■ Problem to solve ■
In the Winter Carnival text below, how many people were estimated to have lined Lincoln Avenue to watch the events?

Results from Sunday's street events

96th annual Winter Carnival

50-Yard Obstacle Course, ages 5 to 7

1. Kyle Kagan

2. Murphy Bohlmann

3. Lucas Rowse

50-Yard Obstacle Course, ages 8 to 10

1. Wilder Gray

2. Sammi Jo Stabile

3. Cody Vargas

50-Yard Obstacle Course, ages 11 to 14

1. Chris Heaberlin

2. Grant Andrews

3. Mariah Hoots

25-Yard Dog Dash, riders younger than 5 years old

1. Oliver and Buddy VanDeCarr

2. Joey and Kali Rezzonico

3. K. Corina and Ranger Creamer

25-Yard Dad Dash

1. Scott and Andrew Kempers

2. Keri and Margo Shea

3. Dave and Taylor Macormack

Ring and Spear, ages 6 to 9

1. Gabe Aigner

2. Kristina Steinberg

3. Matthew Kempers

Street Slalom, ages 6 to 9

1. Nolan Connell

2. Noel Keefe

3. Cody Winters

Donkey Jump, ages 10 to 14

1. Jesse Pugh

2. Finn O'Connell

3. Billy Winters

Shovel Race, 18 and older

1. Scott Kempers

2. Matt Carter

3. Adam Beaupre

— The Steamboat Springs Ski Band didn't even need their brand-new jackets and hats for the parade during the 96th annual Winter Carnival on Sunday morning.

With temperatures reaching into the 40s, band director Jim Knapp said he couldn't have been happier.

"When I woke up this morning to see it was above zero (degrees), and even above 20, it was perfect," he said. "This is what is supposed to be."

The band was prepared for the worst in new ski jackets from BAP and new cowboy hats from F.M. Light & Sons and Stetson. The band didn't even have to use the plastic mouthpieces they have for days when the cold weather would make wet lips stick to the horns.

Junior Paula Ninger, clarinetist, said the warm weather helped stave off many of the problems she faces in colder weather. Her reeds didn't freeze and her instrument didn't lock up as she skied down Lincoln Avenue playing tunes by The Beatles.

The band's old uniforms, between 30 and 35 years old, aren't going to the trash piles immediately, though. Knapp said he plans to keep them around for a while and take several of the old patches from the outfits to put on the new jackets.

The ski band led the parade down Lincoln Avenue at the conclusion of the street events. They were followed by several contingents of enthusiastic locals, including the Lighted Ladies, clad mostly in fur and carrying signs declaring that the "Lighted Man Rocks."

Races

Sandy Evans Hall, executive vice president of the Steamboat Springs Chamber Resort Association, estimated that 2,000 people lined Lincoln Avenue to watch the Winter Carnival events, which began at 9 a.m.

Dogs and dads took turns pulling youngsters across 25 yards of imported snow near Seventh Street, while young racers slid through slaloms and over jumps as they were pulled behind horses.

Scott Kempers took the prize for the shovel race, holding on as he was dragged down the street. Jesse Pugh, who skis with the Steamboat Springs Winter Sports Club, took first place in the donkey jump - an event that has a skier pulled behind a horse over a ramp on Lincoln Avenue. More than 4 tons of snow were trucked onto the street and groomed for the carnival.

■ Data section ■
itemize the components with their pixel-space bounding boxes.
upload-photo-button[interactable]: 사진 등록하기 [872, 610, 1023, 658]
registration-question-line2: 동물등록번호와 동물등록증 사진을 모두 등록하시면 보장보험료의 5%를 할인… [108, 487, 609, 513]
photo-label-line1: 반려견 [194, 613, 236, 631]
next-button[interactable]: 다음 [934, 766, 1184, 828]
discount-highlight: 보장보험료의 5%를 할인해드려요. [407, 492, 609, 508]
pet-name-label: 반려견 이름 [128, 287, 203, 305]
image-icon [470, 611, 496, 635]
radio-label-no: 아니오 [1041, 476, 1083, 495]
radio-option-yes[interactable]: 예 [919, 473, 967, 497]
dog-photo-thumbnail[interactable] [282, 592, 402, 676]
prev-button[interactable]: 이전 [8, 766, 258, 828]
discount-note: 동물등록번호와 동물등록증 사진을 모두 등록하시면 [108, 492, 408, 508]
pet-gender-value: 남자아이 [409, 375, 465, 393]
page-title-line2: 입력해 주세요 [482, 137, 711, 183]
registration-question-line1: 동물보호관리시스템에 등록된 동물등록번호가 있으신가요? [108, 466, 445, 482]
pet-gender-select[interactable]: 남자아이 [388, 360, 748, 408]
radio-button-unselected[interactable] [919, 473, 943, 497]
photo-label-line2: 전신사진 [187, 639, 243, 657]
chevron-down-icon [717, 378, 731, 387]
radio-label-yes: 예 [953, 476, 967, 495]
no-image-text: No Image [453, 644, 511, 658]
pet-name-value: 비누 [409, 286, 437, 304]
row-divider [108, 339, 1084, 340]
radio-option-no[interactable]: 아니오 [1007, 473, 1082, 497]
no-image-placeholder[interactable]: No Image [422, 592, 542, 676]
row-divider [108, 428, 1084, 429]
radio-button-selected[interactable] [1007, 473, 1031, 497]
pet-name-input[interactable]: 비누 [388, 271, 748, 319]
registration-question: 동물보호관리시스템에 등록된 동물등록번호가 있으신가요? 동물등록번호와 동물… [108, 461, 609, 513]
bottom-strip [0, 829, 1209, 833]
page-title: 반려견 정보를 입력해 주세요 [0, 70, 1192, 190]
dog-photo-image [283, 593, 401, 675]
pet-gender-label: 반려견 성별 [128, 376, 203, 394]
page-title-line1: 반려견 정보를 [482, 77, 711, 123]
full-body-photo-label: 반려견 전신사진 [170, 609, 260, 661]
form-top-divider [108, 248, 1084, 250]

--

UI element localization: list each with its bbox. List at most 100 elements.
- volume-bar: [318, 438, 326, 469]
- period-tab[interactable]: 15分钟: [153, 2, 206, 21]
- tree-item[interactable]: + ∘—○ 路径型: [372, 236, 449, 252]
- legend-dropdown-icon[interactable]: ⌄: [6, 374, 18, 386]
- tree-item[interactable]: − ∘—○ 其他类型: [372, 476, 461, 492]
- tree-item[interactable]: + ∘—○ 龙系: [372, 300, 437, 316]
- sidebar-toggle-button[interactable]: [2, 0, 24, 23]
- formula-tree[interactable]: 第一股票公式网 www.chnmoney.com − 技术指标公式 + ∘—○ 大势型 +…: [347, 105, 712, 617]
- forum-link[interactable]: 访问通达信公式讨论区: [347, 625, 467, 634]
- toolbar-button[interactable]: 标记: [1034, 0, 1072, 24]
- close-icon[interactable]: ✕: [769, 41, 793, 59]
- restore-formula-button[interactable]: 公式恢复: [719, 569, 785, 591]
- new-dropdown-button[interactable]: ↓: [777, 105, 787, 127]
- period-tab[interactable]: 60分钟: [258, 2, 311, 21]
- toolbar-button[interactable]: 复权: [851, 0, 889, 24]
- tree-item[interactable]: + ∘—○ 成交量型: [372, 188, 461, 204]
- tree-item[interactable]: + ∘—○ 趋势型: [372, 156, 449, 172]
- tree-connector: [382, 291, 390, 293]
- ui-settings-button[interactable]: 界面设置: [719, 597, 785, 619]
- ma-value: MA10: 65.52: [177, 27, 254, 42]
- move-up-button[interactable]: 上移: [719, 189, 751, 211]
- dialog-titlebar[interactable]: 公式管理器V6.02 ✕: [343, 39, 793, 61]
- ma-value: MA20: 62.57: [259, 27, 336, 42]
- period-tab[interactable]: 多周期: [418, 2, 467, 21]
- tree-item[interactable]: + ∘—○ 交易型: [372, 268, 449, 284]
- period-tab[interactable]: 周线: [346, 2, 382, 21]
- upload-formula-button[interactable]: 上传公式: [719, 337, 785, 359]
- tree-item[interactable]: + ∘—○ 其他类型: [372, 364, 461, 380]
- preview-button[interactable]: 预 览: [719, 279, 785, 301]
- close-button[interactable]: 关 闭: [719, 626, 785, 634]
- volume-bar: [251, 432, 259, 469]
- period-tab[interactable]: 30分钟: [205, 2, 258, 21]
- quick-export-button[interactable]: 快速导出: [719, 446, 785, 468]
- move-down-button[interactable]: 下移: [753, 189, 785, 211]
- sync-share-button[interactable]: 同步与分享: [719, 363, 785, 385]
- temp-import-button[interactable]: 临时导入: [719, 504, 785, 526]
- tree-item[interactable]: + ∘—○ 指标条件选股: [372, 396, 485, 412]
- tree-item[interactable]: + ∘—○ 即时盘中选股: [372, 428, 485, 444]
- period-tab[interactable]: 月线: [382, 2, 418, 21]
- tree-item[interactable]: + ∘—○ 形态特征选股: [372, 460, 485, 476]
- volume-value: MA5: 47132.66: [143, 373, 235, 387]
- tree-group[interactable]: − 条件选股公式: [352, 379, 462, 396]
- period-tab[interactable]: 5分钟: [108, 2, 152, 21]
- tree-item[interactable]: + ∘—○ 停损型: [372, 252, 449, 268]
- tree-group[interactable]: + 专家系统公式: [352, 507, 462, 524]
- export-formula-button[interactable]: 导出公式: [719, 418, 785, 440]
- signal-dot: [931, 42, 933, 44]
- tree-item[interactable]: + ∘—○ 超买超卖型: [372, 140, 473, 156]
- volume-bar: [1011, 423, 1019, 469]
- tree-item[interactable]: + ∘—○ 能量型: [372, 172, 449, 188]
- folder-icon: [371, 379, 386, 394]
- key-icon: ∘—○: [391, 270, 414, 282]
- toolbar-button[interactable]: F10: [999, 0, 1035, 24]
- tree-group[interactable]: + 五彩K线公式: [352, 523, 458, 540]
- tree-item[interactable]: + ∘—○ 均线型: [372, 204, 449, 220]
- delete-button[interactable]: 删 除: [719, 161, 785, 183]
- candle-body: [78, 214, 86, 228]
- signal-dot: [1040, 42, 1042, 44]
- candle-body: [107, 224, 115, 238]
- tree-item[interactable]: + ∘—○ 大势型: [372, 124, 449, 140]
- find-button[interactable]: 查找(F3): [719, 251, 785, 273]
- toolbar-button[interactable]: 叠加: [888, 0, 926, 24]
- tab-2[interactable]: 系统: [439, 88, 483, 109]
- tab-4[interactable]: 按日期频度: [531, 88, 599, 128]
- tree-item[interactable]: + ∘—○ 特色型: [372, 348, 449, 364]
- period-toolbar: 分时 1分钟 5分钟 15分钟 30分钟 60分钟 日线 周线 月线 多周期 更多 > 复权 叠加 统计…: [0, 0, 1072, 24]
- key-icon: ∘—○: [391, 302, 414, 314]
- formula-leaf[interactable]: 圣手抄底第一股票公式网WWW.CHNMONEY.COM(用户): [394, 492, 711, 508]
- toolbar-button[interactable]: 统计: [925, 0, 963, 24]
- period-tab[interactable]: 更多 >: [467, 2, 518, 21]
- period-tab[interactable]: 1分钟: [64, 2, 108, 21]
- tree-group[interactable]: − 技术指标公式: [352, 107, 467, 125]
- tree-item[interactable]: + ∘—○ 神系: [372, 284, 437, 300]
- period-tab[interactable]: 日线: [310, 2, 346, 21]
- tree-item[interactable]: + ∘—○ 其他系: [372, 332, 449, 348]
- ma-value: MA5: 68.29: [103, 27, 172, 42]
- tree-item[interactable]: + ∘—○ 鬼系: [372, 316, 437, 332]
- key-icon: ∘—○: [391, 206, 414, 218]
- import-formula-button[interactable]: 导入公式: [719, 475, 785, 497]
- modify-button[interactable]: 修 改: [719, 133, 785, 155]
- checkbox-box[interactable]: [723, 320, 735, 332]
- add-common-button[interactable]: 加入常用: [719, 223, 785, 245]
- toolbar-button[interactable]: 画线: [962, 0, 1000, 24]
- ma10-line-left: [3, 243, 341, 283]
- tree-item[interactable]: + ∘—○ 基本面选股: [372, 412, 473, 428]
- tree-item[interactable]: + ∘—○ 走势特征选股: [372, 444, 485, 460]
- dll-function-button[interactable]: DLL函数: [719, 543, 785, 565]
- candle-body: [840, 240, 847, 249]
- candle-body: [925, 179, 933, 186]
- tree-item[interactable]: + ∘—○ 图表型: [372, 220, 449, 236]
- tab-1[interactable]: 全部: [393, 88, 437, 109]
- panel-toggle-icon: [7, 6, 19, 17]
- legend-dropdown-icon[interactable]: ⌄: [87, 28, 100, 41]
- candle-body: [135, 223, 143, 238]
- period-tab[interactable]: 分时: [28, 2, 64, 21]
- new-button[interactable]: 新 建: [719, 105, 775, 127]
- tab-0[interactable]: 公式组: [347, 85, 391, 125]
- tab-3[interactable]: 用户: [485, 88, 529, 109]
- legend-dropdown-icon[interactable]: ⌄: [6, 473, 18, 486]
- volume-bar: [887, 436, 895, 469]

--

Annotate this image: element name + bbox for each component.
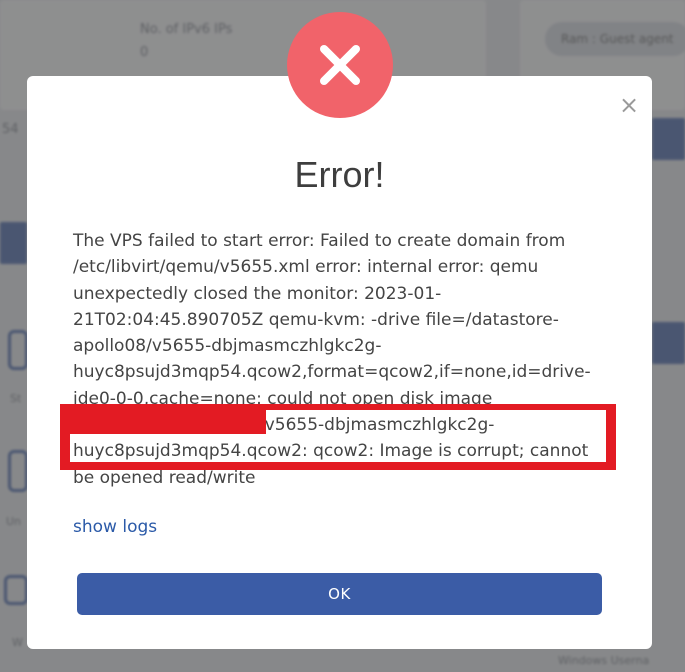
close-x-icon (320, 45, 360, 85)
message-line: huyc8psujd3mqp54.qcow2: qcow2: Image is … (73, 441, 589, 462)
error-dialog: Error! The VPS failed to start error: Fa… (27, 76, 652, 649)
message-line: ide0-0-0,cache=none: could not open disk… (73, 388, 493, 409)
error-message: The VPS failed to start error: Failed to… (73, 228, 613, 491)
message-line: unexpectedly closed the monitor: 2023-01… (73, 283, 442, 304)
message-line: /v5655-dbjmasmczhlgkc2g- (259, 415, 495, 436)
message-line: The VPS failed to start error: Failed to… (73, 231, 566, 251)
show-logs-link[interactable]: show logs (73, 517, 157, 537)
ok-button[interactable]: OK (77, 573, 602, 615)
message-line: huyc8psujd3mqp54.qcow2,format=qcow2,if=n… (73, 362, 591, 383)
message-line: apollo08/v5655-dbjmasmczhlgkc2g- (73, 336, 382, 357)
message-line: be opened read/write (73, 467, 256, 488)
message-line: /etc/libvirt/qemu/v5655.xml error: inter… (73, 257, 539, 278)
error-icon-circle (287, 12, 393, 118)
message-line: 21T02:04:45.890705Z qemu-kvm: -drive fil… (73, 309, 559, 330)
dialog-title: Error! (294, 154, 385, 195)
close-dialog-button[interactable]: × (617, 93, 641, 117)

■ Output for this task ■
About 2,000 people.